----- Material to process
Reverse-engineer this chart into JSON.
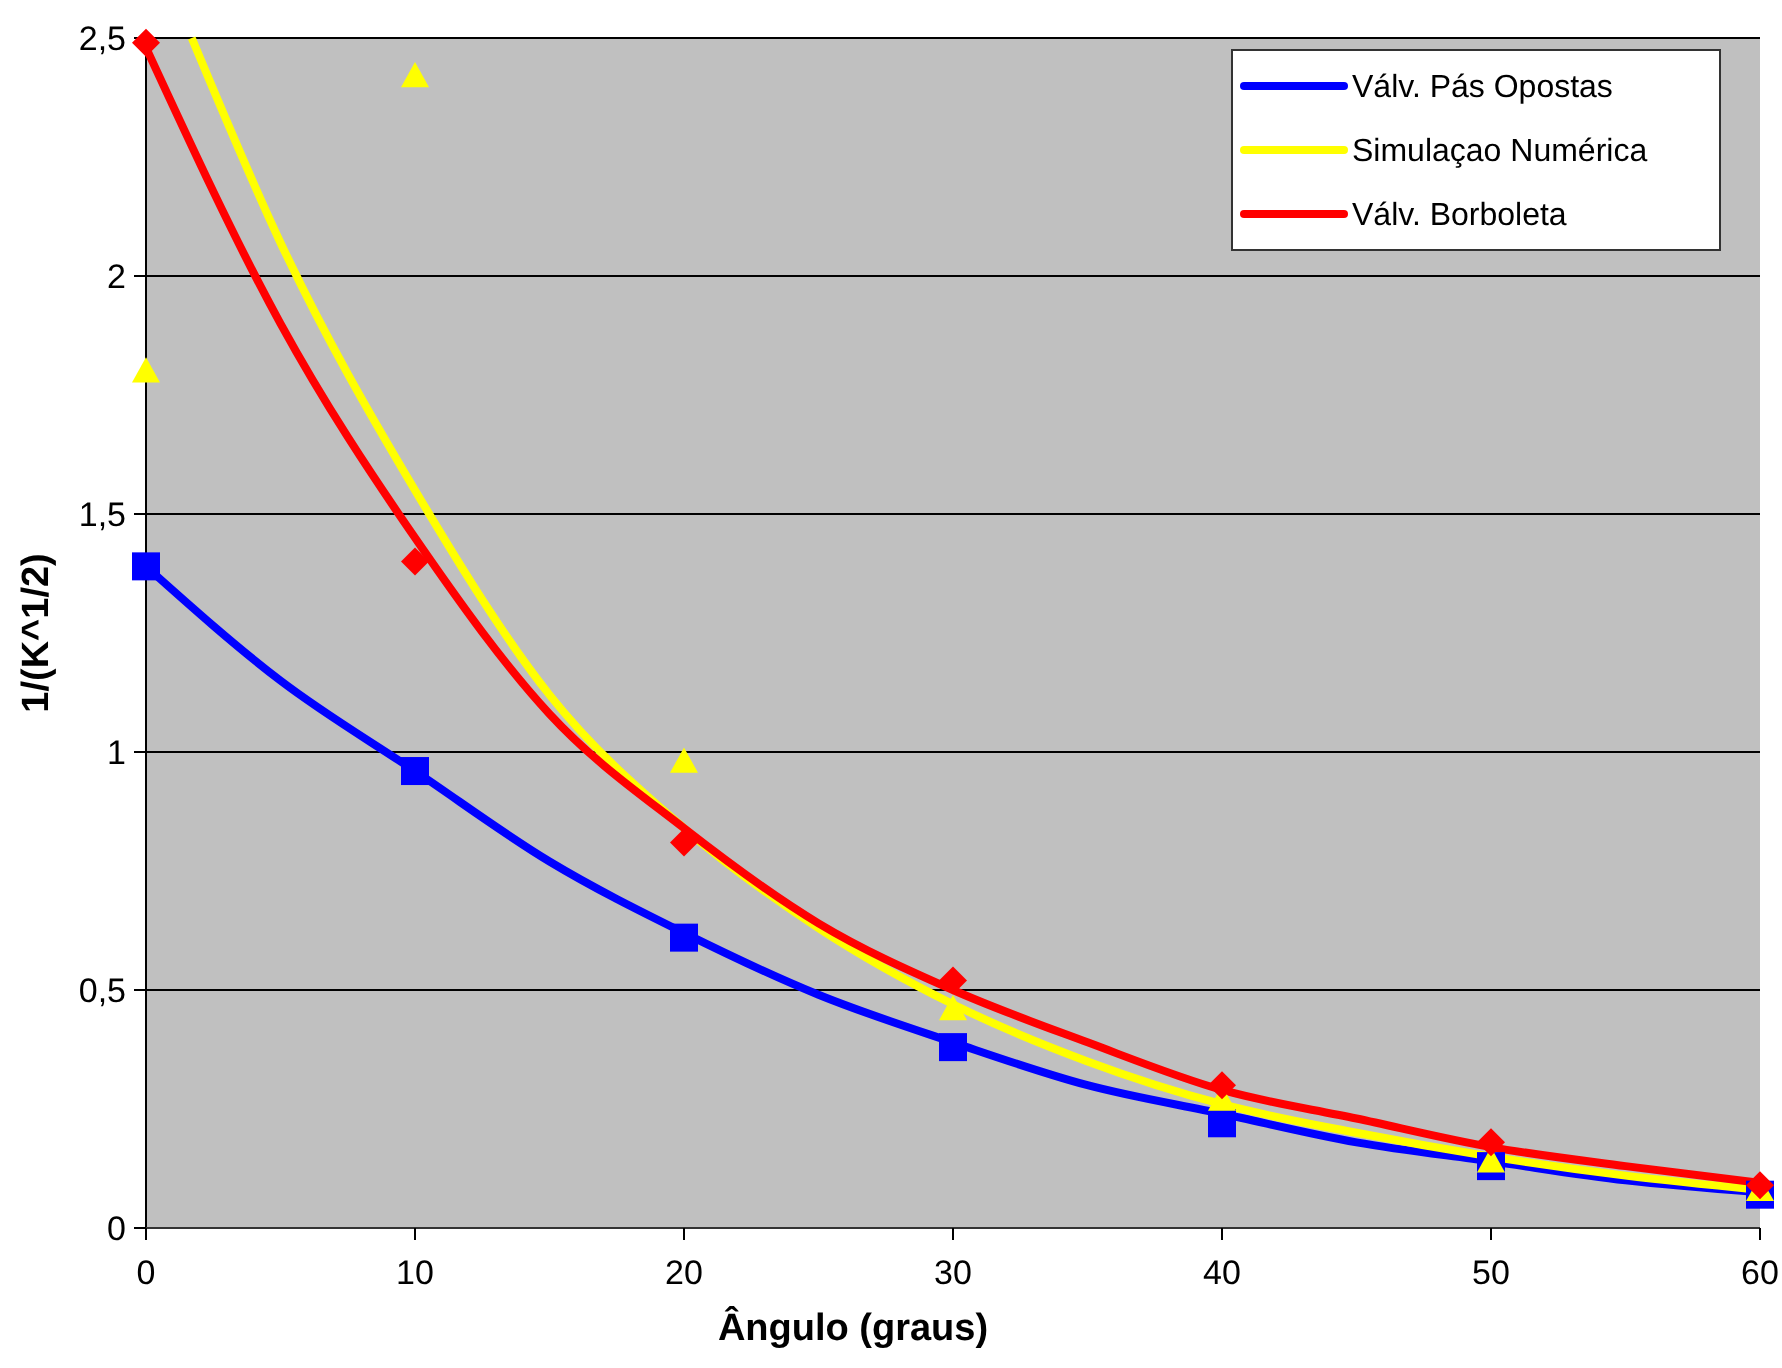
{
  "chart_data": {
    "type": "scatter",
    "xlabel": "Ângulo (graus)",
    "ylabel": "1/(K^1/2)",
    "xlim": [
      0,
      60
    ],
    "xticks": [
      0,
      10,
      20,
      30,
      40,
      50,
      60
    ],
    "ylim": [
      0,
      2.5
    ],
    "yticks": [
      0,
      {
        "value": 0.5,
        "label": "0,5"
      },
      1,
      {
        "value": 1.5,
        "label": "1,5"
      },
      2,
      {
        "value": 2.5,
        "label": "2,5"
      }
    ],
    "grid": "y",
    "legend": "top right",
    "series": [
      {
        "marker": "square",
        "color": "#0000ff",
        "x": [
          0,
          10,
          20,
          30,
          40,
          50,
          60
        ],
        "values": [
          1.39,
          0.96,
          0.61,
          0.38,
          0.22,
          0.13,
          0.07
        ]
      },
      {
        "marker": "triangle",
        "color": "#ffff00",
        "x": [
          0,
          10,
          20,
          30,
          40,
          50,
          60
        ],
        "values": [
          1.8,
          2.42,
          0.98,
          0.46,
          0.27,
          0.14,
          0.08
        ]
      },
      {
        "marker": "diamond",
        "color": "#ff0000",
        "x": [
          0,
          10,
          20,
          30,
          40,
          50,
          60
        ],
        "values": [
          2.49,
          1.4,
          0.81,
          0.52,
          0.3,
          0.18,
          0.09
        ]
      },
      {
        "type": "line",
        "marker": "none",
        "name": "Válv. Pás Opostas",
        "color": "#0000ff",
        "x": [
          0,
          5,
          10,
          15,
          20,
          25,
          30,
          35,
          40,
          45,
          50,
          55,
          60
        ],
        "values": [
          1.39,
          1.15,
          0.96,
          0.77,
          0.62,
          0.49,
          0.39,
          0.3,
          0.24,
          0.18,
          0.14,
          0.1,
          0.075
        ]
      },
      {
        "type": "line",
        "marker": "none",
        "name": "Simulaçao Numérica",
        "color": "#ffff00",
        "x": [
          1.7,
          5,
          10,
          15,
          20,
          25,
          30,
          35,
          40,
          45,
          50,
          55,
          60
        ],
        "values": [
          2.5,
          2.07,
          1.55,
          1.12,
          0.84,
          0.63,
          0.47,
          0.35,
          0.26,
          0.2,
          0.15,
          0.11,
          0.08
        ]
      },
      {
        "type": "line",
        "marker": "none",
        "name": "Válv. Borboleta",
        "color": "#ff0000",
        "x": [
          0,
          5,
          10,
          15,
          20,
          25,
          30,
          35,
          40,
          45,
          50,
          55,
          60
        ],
        "values": [
          2.48,
          1.9,
          1.45,
          1.08,
          0.84,
          0.64,
          0.5,
          0.39,
          0.29,
          0.23,
          0.17,
          0.13,
          0.095
        ]
      }
    ]
  }
}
----------
Work required
Quote every line of the records above exactly; no picture is to be copied.

Reply to the exercise
Reverse-engineer this chart into JSON.
{
  "chart_data": {
    "type": "scatter",
    "xlabel": "Ângulo (graus)",
    "ylabel": "1/(K^1/2)",
    "xlim": [
      0,
      60
    ],
    "xticks": [
      0,
      10,
      20,
      30,
      40,
      50,
      60
    ],
    "ylim": [
      0,
      2.5
    ],
    "yticks": [
      0,
      {
        "value": 0.5,
        "label": "0,5"
      },
      1,
      {
        "value": 1.5,
        "label": "1,5"
      },
      2,
      {
        "value": 2.5,
        "label": "2,5"
      }
    ],
    "grid": "y",
    "legend": "top right",
    "series": [
      {
        "marker": "square",
        "color": "#0000ff",
        "x": [
          0,
          10,
          20,
          30,
          40,
          50,
          60
        ],
        "values": [
          1.39,
          0.96,
          0.61,
          0.38,
          0.22,
          0.13,
          0.07
        ]
      },
      {
        "marker": "triangle",
        "color": "#ffff00",
        "x": [
          0,
          10,
          20,
          30,
          40,
          50,
          60
        ],
        "values": [
          1.8,
          2.42,
          0.98,
          0.46,
          0.27,
          0.14,
          0.08
        ]
      },
      {
        "marker": "diamond",
        "color": "#ff0000",
        "x": [
          0,
          10,
          20,
          30,
          40,
          50,
          60
        ],
        "values": [
          2.49,
          1.4,
          0.81,
          0.52,
          0.3,
          0.18,
          0.09
        ]
      },
      {
        "type": "line",
        "marker": "none",
        "name": "Válv. Pás Opostas",
        "color": "#0000ff",
        "x": [
          0,
          5,
          10,
          15,
          20,
          25,
          30,
          35,
          40,
          45,
          50,
          55,
          60
        ],
        "values": [
          1.39,
          1.15,
          0.96,
          0.77,
          0.62,
          0.49,
          0.39,
          0.3,
          0.24,
          0.18,
          0.14,
          0.1,
          0.075
        ]
      },
      {
        "type": "line",
        "marker": "none",
        "name": "Simulaçao Numérica",
        "color": "#ffff00",
        "x": [
          1.7,
          5,
          10,
          15,
          20,
          25,
          30,
          35,
          40,
          45,
          50,
          55,
          60
        ],
        "values": [
          2.5,
          2.07,
          1.55,
          1.12,
          0.84,
          0.63,
          0.47,
          0.35,
          0.26,
          0.2,
          0.15,
          0.11,
          0.08
        ]
      },
      {
        "type": "line",
        "marker": "none",
        "name": "Válv. Borboleta",
        "color": "#ff0000",
        "x": [
          0,
          5,
          10,
          15,
          20,
          25,
          30,
          35,
          40,
          45,
          50,
          55,
          60
        ],
        "values": [
          2.48,
          1.9,
          1.45,
          1.08,
          0.84,
          0.64,
          0.5,
          0.39,
          0.29,
          0.23,
          0.17,
          0.13,
          0.095
        ]
      }
    ]
  }
}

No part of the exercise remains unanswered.